**AIM:**
Find the string "image" in the entries and copy each line that has it.

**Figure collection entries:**

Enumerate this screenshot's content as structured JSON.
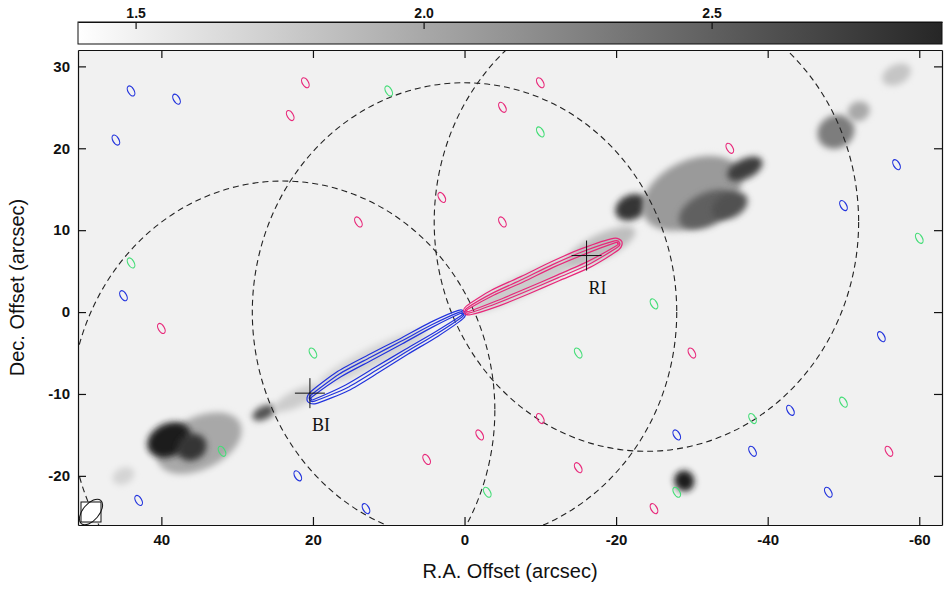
{
  "chart_data": {
    "type": "image",
    "xlabel": "R.A. Offset (arcsec)",
    "ylabel": "Dec. Offset (arcsec)",
    "xlim": [
      51,
      -63
    ],
    "ylim": [
      -26,
      32
    ],
    "xticks": [
      40,
      20,
      0,
      -20,
      -40,
      -60
    ],
    "yticks": [
      -20,
      -10,
      0,
      10,
      20,
      30
    ],
    "colorbar": {
      "range": [
        1.4,
        2.9
      ],
      "ticks": [
        1.5,
        {
          "value": 2,
          "label": "2.0"
        },
        2.5
      ]
    },
    "background": 1.5,
    "emission": {
      "x": [
        35,
        39,
        36,
        26.5,
        45,
        22,
        12,
        -8,
        -18,
        -22,
        -30,
        -32,
        -37,
        -35,
        -49,
        -52,
        -57,
        -29
      ],
      "y": [
        -16,
        -15.6,
        -16.5,
        -12.3,
        -20,
        -10.5,
        -5.5,
        3.4,
        8,
        12.8,
        14.5,
        12.5,
        17.5,
        13,
        22,
        24.5,
        29,
        -20.6
      ],
      "major": [
        6,
        3,
        2,
        1.6,
        1.5,
        3.5,
        8,
        8,
        5,
        2.2,
        7,
        4,
        2.5,
        2.5,
        2.5,
        1.5,
        2,
        1.3
      ],
      "minor": [
        3.2,
        2,
        1.6,
        0.8,
        1,
        1,
        1.2,
        1.2,
        1.5,
        1.5,
        4,
        2,
        1.2,
        1.5,
        2,
        1.2,
        1.2,
        1.3
      ],
      "level": [
        2.0,
        2.95,
        2.8,
        2.6,
        1.7,
        1.75,
        1.7,
        1.75,
        1.85,
        2.8,
        2.1,
        2.5,
        2.75,
        2.6,
        2.3,
        2.0,
        1.8,
        2.95
      ]
    },
    "lobes": [
      {
        "color": "#2233dd",
        "x": [
          0.5,
          4,
          8,
          12,
          16,
          20
        ],
        "y": [
          -0.3,
          -2.1,
          -4.2,
          -6.3,
          -8.4,
          -10.5
        ],
        "half_widths": [
          [
            0.6,
            1.0,
            1.1,
            1.3,
            1.4,
            0.8
          ],
          [
            0.35,
            0.65,
            0.75,
            0.9,
            1.0,
            0.45
          ],
          [
            0.15,
            0.35,
            0.4,
            0.5,
            0.6,
            0.2
          ]
        ]
      },
      {
        "color": "#e8287a",
        "x": [
          -0.5,
          -4,
          -8,
          -12,
          -16,
          -20
        ],
        "y": [
          0.2,
          1.7,
          3.3,
          5,
          6.6,
          8.3
        ],
        "half_widths": [
          [
            0.6,
            1.1,
            1.2,
            1.3,
            1.3,
            0.8
          ],
          [
            0.35,
            0.7,
            0.8,
            0.9,
            0.9,
            0.45
          ],
          [
            0.15,
            0.4,
            0.45,
            0.55,
            0.5,
            0.2
          ]
        ]
      }
    ],
    "noise": [
      {
        "color": "#2233dd",
        "x": [
          44,
          38,
          46,
          45,
          43,
          22,
          -28,
          -38,
          -43,
          -50,
          -57,
          -48,
          -55,
          13
        ],
        "y": [
          27,
          26,
          21,
          2,
          -23,
          -20,
          -15,
          -17,
          -12,
          13,
          18,
          -22,
          -3,
          -24
        ]
      },
      {
        "color": "#e8287a",
        "x": [
          21,
          -10,
          -5,
          23,
          -35,
          3,
          -5,
          14,
          -2,
          -10,
          -15,
          5,
          -25,
          40,
          -30,
          -56
        ],
        "y": [
          28,
          28,
          25,
          24,
          20,
          14,
          11,
          11,
          -15,
          -13,
          -19,
          -18,
          -24,
          -2,
          -5,
          -17
        ]
      },
      {
        "color": "#44dd77",
        "x": [
          44,
          -10,
          -15,
          -3,
          20,
          -38,
          -25,
          32,
          -60,
          -28,
          -50,
          10
        ],
        "y": [
          6,
          22,
          -5,
          -22,
          -5,
          -13,
          1,
          -17,
          9,
          -22,
          -11,
          27
        ]
      }
    ],
    "fields": {
      "x": [
        24,
        0,
        -24
      ],
      "y": [
        -12,
        0,
        11
      ],
      "radius": [
        28,
        28,
        28
      ]
    },
    "markers": [
      {
        "label": "BI",
        "x": 20.4,
        "y": -9.9
      },
      {
        "label": "RI",
        "x": -16.1,
        "y": 6.9
      }
    ],
    "beam": {
      "major": 2,
      "minor": 1
    }
  }
}
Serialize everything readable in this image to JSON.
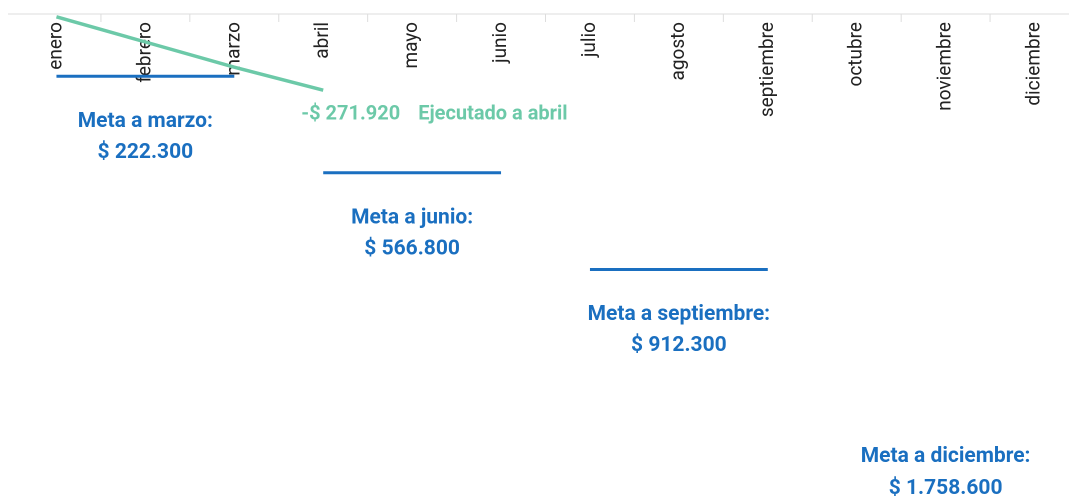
{
  "chart_data": {
    "type": "line",
    "categories": [
      "enero",
      "febrero",
      "marzo",
      "abril",
      "mayo",
      "junio",
      "julio",
      "agosto",
      "septiembre",
      "octubre",
      "noviembre",
      "diciembre"
    ],
    "ylim": [
      0,
      1800000
    ],
    "y_inverted": true,
    "series": [
      {
        "name": "Ejecutado a abril",
        "color": "#6cc9a8",
        "values": [
          10000,
          100000,
          190000,
          271920,
          null,
          null,
          null,
          null,
          null,
          null,
          null,
          null
        ],
        "value_labels": [
          null,
          null,
          null,
          "-$ 271.920",
          null,
          null,
          null,
          null,
          null,
          null,
          null,
          null
        ]
      },
      {
        "color": "#1a6fc0",
        "style": "step",
        "values": [
          222300,
          222300,
          222300,
          566800,
          566800,
          566800,
          912300,
          912300,
          912300,
          1758600,
          1758600,
          1758600
        ],
        "labels": [
          null,
          null,
          "Meta a marzo:",
          null,
          null,
          "Meta a junio:",
          null,
          null,
          "Meta a septiembre:",
          null,
          null,
          "Meta a diciembre:"
        ],
        "value_labels": [
          null,
          null,
          "$ 222.300",
          null,
          null,
          "$ 566.800",
          null,
          null,
          "$ 912.300",
          null,
          null,
          "$ 1.758.600"
        ]
      }
    ]
  }
}
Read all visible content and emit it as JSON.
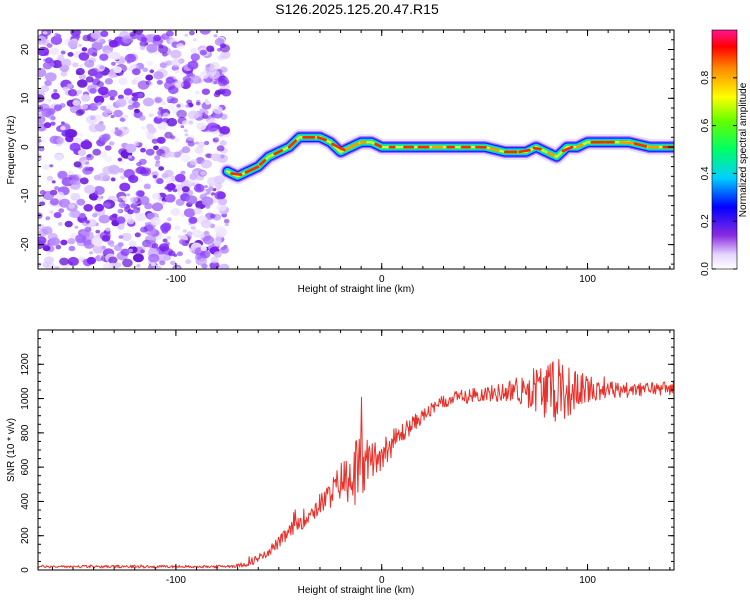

**TASK ANSWER:**
    "type": "image",
Serialize everything readable in this image to JSON.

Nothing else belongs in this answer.